== Exercise prompt ==
Could you transcribe every record below exactly as it stands?

- Opening Delimiter -

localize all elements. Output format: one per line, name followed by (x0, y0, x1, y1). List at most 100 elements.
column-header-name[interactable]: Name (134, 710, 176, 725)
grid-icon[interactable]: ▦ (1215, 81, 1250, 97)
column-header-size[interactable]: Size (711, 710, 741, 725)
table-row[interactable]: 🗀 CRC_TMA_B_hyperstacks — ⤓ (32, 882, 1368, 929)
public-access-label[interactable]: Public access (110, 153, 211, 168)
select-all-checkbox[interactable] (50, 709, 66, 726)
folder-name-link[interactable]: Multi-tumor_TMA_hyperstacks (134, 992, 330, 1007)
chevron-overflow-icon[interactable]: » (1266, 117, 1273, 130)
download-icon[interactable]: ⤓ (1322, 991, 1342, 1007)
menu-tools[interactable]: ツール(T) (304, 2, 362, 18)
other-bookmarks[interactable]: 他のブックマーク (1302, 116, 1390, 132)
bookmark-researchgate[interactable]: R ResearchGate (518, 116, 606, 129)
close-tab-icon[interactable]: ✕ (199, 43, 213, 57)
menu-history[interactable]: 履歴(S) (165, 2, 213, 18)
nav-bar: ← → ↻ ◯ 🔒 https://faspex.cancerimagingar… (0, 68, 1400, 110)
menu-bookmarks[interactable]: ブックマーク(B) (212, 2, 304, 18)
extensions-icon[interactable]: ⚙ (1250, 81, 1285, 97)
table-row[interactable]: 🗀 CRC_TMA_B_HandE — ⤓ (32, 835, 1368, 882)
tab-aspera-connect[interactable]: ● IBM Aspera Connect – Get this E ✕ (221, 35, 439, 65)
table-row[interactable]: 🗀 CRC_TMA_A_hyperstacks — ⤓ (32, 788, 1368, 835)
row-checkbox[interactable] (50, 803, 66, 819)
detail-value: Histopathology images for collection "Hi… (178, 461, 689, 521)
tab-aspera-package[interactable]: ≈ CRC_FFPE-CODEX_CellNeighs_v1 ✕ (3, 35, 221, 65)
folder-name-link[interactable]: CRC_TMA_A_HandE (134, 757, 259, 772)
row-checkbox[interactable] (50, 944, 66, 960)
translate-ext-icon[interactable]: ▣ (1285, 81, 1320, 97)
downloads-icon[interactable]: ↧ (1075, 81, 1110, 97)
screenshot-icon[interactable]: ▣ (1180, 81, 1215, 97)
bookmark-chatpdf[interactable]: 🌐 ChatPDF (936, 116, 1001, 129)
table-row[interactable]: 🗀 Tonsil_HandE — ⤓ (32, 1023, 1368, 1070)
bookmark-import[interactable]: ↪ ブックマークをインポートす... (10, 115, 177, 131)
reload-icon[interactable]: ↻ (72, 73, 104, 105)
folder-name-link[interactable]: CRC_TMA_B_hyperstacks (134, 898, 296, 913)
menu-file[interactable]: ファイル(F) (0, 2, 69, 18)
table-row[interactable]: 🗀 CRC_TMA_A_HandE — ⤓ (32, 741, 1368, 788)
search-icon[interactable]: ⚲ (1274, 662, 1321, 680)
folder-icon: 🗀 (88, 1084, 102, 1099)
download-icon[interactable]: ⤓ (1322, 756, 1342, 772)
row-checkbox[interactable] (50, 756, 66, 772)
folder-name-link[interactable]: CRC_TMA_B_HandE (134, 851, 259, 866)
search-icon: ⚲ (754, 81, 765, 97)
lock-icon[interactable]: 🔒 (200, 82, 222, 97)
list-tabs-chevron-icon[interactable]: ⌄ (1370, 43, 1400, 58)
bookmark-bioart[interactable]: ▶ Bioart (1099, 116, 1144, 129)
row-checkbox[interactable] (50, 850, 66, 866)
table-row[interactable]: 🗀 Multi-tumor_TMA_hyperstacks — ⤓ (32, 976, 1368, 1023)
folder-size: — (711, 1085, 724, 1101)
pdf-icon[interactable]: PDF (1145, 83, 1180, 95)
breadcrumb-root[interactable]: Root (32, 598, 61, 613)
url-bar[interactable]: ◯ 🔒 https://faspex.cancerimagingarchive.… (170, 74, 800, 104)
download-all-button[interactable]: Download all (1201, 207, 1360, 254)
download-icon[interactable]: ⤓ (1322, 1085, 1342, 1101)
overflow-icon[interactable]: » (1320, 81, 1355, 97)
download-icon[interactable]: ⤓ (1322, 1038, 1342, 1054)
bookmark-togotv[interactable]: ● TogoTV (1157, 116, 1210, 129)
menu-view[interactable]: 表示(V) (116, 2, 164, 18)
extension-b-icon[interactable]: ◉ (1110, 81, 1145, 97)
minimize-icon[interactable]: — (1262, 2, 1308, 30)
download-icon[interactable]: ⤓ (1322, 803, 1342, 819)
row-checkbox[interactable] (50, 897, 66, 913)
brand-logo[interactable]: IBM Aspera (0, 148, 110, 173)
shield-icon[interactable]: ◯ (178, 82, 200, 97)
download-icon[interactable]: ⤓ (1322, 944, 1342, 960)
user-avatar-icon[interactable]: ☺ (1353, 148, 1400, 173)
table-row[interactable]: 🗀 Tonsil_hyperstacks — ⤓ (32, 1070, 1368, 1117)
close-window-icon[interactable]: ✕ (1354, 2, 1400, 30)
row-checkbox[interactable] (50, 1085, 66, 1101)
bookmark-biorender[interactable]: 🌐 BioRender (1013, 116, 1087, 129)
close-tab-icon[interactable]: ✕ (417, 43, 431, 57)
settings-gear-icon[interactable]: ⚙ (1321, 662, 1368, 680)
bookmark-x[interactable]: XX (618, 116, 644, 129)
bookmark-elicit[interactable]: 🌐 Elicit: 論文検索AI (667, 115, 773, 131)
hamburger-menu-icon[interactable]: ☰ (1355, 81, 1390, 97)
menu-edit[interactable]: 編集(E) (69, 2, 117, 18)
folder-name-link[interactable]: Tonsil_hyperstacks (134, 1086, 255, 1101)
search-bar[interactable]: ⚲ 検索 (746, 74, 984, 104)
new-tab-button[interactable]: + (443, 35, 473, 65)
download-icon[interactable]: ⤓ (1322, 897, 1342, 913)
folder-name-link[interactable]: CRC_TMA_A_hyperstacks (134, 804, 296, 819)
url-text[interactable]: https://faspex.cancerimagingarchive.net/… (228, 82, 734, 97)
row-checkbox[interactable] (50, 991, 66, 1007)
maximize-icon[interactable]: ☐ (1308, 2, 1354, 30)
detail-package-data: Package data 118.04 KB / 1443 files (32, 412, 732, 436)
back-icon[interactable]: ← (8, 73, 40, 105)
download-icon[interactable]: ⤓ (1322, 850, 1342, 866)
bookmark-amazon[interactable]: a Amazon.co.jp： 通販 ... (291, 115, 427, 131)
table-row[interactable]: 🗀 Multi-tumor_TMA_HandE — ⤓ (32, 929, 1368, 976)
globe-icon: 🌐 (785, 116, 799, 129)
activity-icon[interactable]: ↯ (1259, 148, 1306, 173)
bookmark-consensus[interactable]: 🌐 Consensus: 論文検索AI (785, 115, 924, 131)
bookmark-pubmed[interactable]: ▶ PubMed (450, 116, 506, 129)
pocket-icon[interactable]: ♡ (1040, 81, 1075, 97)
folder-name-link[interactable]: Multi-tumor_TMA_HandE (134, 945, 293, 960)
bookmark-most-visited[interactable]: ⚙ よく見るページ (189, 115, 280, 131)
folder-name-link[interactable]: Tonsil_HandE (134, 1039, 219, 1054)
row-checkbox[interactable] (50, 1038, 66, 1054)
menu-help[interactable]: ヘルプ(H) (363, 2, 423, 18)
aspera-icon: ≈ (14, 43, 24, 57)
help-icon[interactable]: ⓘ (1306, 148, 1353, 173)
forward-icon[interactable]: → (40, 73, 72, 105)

- Closing Delimiter -

== Result for this task ==
localize all elements. Output format: one per line, name followed by (x0, y0, x1, y1). List at most 100 elements.
column-header-name[interactable]: Name (134, 710, 176, 725)
grid-icon[interactable]: ▦ (1215, 81, 1250, 97)
column-header-size[interactable]: Size (711, 710, 741, 725)
table-row[interactable]: 🗀 CRC_TMA_B_hyperstacks — ⤓ (32, 882, 1368, 929)
public-access-label[interactable]: Public access (110, 153, 211, 168)
select-all-checkbox[interactable] (50, 709, 66, 726)
folder-name-link[interactable]: Multi-tumor_TMA_hyperstacks (134, 992, 330, 1007)
chevron-overflow-icon[interactable]: » (1266, 117, 1273, 130)
download-icon[interactable]: ⤓ (1322, 991, 1342, 1007)
menu-tools[interactable]: ツール(T) (304, 2, 362, 18)
other-bookmarks[interactable]: 他のブックマーク (1302, 116, 1390, 132)
bookmark-researchgate[interactable]: R ResearchGate (518, 116, 606, 129)
close-tab-icon[interactable]: ✕ (199, 43, 213, 57)
menu-history[interactable]: 履歴(S) (165, 2, 213, 18)
nav-bar: ← → ↻ ◯ 🔒 https://faspex.cancerimagingar… (0, 68, 1400, 110)
menu-bookmarks[interactable]: ブックマーク(B) (212, 2, 304, 18)
extensions-icon[interactable]: ⚙ (1250, 81, 1285, 97)
table-row[interactable]: 🗀 CRC_TMA_B_HandE — ⤓ (32, 835, 1368, 882)
tab-aspera-connect[interactable]: ● IBM Aspera Connect – Get this E ✕ (221, 35, 439, 65)
table-row[interactable]: 🗀 CRC_TMA_A_hyperstacks — ⤓ (32, 788, 1368, 835)
row-checkbox[interactable] (50, 803, 66, 819)
detail-value: Histopathology images for collection "Hi… (178, 461, 689, 521)
tab-aspera-package[interactable]: ≈ CRC_FFPE-CODEX_CellNeighs_v1 ✕ (3, 35, 221, 65)
folder-name-link[interactable]: CRC_TMA_A_HandE (134, 757, 259, 772)
row-checkbox[interactable] (50, 944, 66, 960)
translate-ext-icon[interactable]: ▣ (1285, 81, 1320, 97)
downloads-icon[interactable]: ↧ (1075, 81, 1110, 97)
screenshot-icon[interactable]: ▣ (1180, 81, 1215, 97)
bookmark-chatpdf[interactable]: 🌐 ChatPDF (936, 116, 1001, 129)
table-row[interactable]: 🗀 Tonsil_HandE — ⤓ (32, 1023, 1368, 1070)
bookmark-import[interactable]: ↪ ブックマークをインポートす... (10, 115, 177, 131)
reload-icon[interactable]: ↻ (72, 73, 104, 105)
folder-name-link[interactable]: CRC_TMA_B_hyperstacks (134, 898, 296, 913)
menu-file[interactable]: ファイル(F) (0, 2, 69, 18)
table-row[interactable]: 🗀 CRC_TMA_A_HandE — ⤓ (32, 741, 1368, 788)
search-icon[interactable]: ⚲ (1274, 662, 1321, 680)
folder-icon: 🗀 (88, 1084, 102, 1099)
download-icon[interactable]: ⤓ (1322, 756, 1342, 772)
row-checkbox[interactable] (50, 756, 66, 772)
folder-name-link[interactable]: CRC_TMA_B_HandE (134, 851, 259, 866)
search-icon: ⚲ (754, 81, 765, 97)
lock-icon[interactable]: 🔒 (200, 82, 222, 97)
list-tabs-chevron-icon[interactable]: ⌄ (1370, 43, 1400, 58)
bookmark-bioart[interactable]: ▶ Bioart (1099, 116, 1144, 129)
row-checkbox[interactable] (50, 850, 66, 866)
table-row[interactable]: 🗀 Multi-tumor_TMA_hyperstacks — ⤓ (32, 976, 1368, 1023)
folder-size: — (711, 1085, 724, 1101)
pdf-icon[interactable]: PDF (1145, 83, 1180, 95)
breadcrumb-root[interactable]: Root (32, 598, 61, 613)
url-bar[interactable]: ◯ 🔒 https://faspex.cancerimagingarchive.… (170, 74, 800, 104)
download-all-button[interactable]: Download all (1201, 207, 1360, 254)
download-icon[interactable]: ⤓ (1322, 1085, 1342, 1101)
overflow-icon[interactable]: » (1320, 81, 1355, 97)
download-icon[interactable]: ⤓ (1322, 1038, 1342, 1054)
bookmark-togotv[interactable]: ● TogoTV (1157, 116, 1210, 129)
menu-view[interactable]: 表示(V) (116, 2, 164, 18)
extension-b-icon[interactable]: ◉ (1110, 81, 1145, 97)
minimize-icon[interactable]: — (1262, 2, 1308, 30)
download-icon[interactable]: ⤓ (1322, 803, 1342, 819)
row-checkbox[interactable] (50, 897, 66, 913)
brand-logo[interactable]: IBM Aspera (0, 148, 110, 173)
shield-icon[interactable]: ◯ (178, 82, 200, 97)
download-icon[interactable]: ⤓ (1322, 944, 1342, 960)
user-avatar-icon[interactable]: ☺ (1353, 148, 1400, 173)
table-row[interactable]: 🗀 Tonsil_hyperstacks — ⤓ (32, 1070, 1368, 1117)
close-window-icon[interactable]: ✕ (1354, 2, 1400, 30)
row-checkbox[interactable] (50, 1085, 66, 1101)
bookmark-biorender[interactable]: 🌐 BioRender (1013, 116, 1087, 129)
close-tab-icon[interactable]: ✕ (417, 43, 431, 57)
settings-gear-icon[interactable]: ⚙ (1321, 662, 1368, 680)
bookmark-x[interactable]: XX (618, 116, 644, 129)
bookmark-elicit[interactable]: 🌐 Elicit: 論文検索AI (667, 115, 773, 131)
hamburger-menu-icon[interactable]: ☰ (1355, 81, 1390, 97)
menu-edit[interactable]: 編集(E) (69, 2, 117, 18)
folder-name-link[interactable]: Tonsil_hyperstacks (134, 1086, 255, 1101)
search-bar[interactable]: ⚲ 検索 (746, 74, 984, 104)
new-tab-button[interactable]: + (443, 35, 473, 65)
download-icon[interactable]: ⤓ (1322, 897, 1342, 913)
folder-name-link[interactable]: CRC_TMA_A_hyperstacks (134, 804, 296, 819)
url-text[interactable]: https://faspex.cancerimagingarchive.net/… (228, 82, 734, 97)
row-checkbox[interactable] (50, 991, 66, 1007)
maximize-icon[interactable]: ☐ (1308, 2, 1354, 30)
detail-package-data: Package data 118.04 KB / 1443 files (32, 412, 732, 436)
back-icon[interactable]: ← (8, 73, 40, 105)
download-icon[interactable]: ⤓ (1322, 850, 1342, 866)
bookmark-amazon[interactable]: a Amazon.co.jp： 通販 ... (291, 115, 427, 131)
table-row[interactable]: 🗀 Multi-tumor_TMA_HandE — ⤓ (32, 929, 1368, 976)
globe-icon: 🌐 (785, 116, 799, 129)
activity-icon[interactable]: ↯ (1259, 148, 1306, 173)
bookmark-consensus[interactable]: 🌐 Consensus: 論文検索AI (785, 115, 924, 131)
bookmark-pubmed[interactable]: ▶ PubMed (450, 116, 506, 129)
pocket-icon[interactable]: ♡ (1040, 81, 1075, 97)
folder-name-link[interactable]: Multi-tumor_TMA_HandE (134, 945, 293, 960)
bookmark-most-visited[interactable]: ⚙ よく見るページ (189, 115, 280, 131)
folder-name-link[interactable]: Tonsil_HandE (134, 1039, 219, 1054)
row-checkbox[interactable] (50, 1038, 66, 1054)
menu-help[interactable]: ヘルプ(H) (363, 2, 423, 18)
aspera-icon: ≈ (14, 43, 24, 57)
help-icon[interactable]: ⓘ (1306, 148, 1353, 173)
forward-icon[interactable]: → (40, 73, 72, 105)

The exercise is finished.